RECORD LIST:
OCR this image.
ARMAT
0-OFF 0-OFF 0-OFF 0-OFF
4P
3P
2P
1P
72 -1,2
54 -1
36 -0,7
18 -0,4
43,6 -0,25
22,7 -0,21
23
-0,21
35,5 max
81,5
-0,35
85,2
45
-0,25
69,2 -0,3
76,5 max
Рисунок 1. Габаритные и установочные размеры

---

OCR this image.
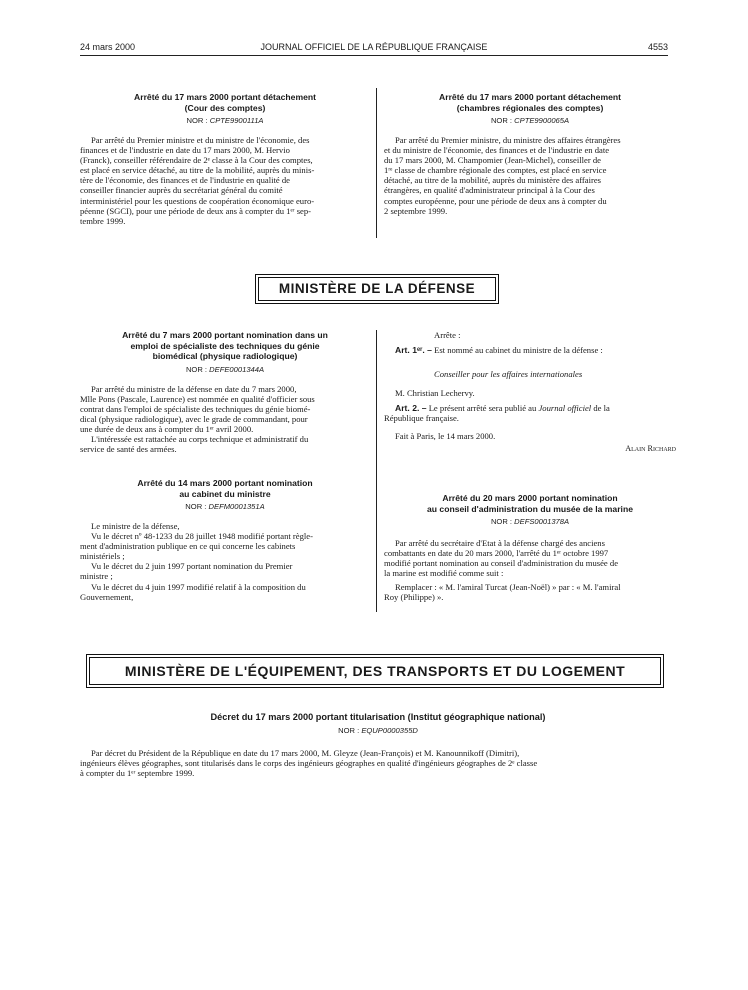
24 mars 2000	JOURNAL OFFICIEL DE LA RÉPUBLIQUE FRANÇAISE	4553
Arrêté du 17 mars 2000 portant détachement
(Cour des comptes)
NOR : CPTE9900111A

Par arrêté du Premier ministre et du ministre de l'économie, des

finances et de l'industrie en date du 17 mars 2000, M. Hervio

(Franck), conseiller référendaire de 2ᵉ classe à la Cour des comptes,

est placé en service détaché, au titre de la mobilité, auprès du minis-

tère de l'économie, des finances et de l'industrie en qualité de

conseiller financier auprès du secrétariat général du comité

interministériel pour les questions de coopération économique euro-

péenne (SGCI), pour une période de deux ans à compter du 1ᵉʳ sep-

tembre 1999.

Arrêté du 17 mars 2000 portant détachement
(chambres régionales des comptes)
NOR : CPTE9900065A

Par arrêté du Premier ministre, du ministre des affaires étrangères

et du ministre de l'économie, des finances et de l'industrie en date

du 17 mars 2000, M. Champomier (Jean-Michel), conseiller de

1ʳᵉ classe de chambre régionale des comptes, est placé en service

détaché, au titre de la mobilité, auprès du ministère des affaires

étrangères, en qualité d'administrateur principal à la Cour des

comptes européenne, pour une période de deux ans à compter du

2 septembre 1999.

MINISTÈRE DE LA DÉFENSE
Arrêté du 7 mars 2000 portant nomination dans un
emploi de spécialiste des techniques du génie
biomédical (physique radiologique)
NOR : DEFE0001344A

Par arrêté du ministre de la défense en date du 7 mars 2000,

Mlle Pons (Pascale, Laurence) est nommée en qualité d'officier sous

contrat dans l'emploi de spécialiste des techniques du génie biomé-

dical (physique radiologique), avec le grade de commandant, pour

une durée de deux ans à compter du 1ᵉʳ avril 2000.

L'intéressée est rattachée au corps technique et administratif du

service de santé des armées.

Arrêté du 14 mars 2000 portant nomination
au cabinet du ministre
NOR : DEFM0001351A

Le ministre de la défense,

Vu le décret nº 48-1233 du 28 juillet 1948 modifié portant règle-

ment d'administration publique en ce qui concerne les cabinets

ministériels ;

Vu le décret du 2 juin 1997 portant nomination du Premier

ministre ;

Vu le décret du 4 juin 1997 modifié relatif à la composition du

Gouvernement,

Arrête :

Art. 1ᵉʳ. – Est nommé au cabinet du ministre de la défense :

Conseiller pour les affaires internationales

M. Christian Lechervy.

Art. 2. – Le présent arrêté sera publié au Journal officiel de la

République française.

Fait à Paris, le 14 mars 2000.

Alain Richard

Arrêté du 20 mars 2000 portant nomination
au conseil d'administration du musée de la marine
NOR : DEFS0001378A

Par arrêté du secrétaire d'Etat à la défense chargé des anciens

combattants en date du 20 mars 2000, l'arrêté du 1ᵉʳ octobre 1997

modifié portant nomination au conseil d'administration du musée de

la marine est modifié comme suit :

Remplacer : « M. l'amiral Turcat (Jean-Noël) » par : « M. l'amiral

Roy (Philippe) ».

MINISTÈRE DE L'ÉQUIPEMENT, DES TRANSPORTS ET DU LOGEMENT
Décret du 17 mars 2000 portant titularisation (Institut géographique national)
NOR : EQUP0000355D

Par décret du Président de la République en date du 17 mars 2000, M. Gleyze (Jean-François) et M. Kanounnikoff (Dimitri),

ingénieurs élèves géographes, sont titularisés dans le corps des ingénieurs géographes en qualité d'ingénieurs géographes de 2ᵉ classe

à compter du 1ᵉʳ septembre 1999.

EXERCISE: From the listing above, collect every line that mentions the word "comptes".

REPLY:
(Cour des comptes)
(Franck), conseiller référendaire de 2ᵉ classe à la Cour des comptes,
(chambres régionales des comptes)
1ʳᵉ classe de chambre régionale des comptes, est placé en service
comptes européenne, pour une période de deux ans à compter du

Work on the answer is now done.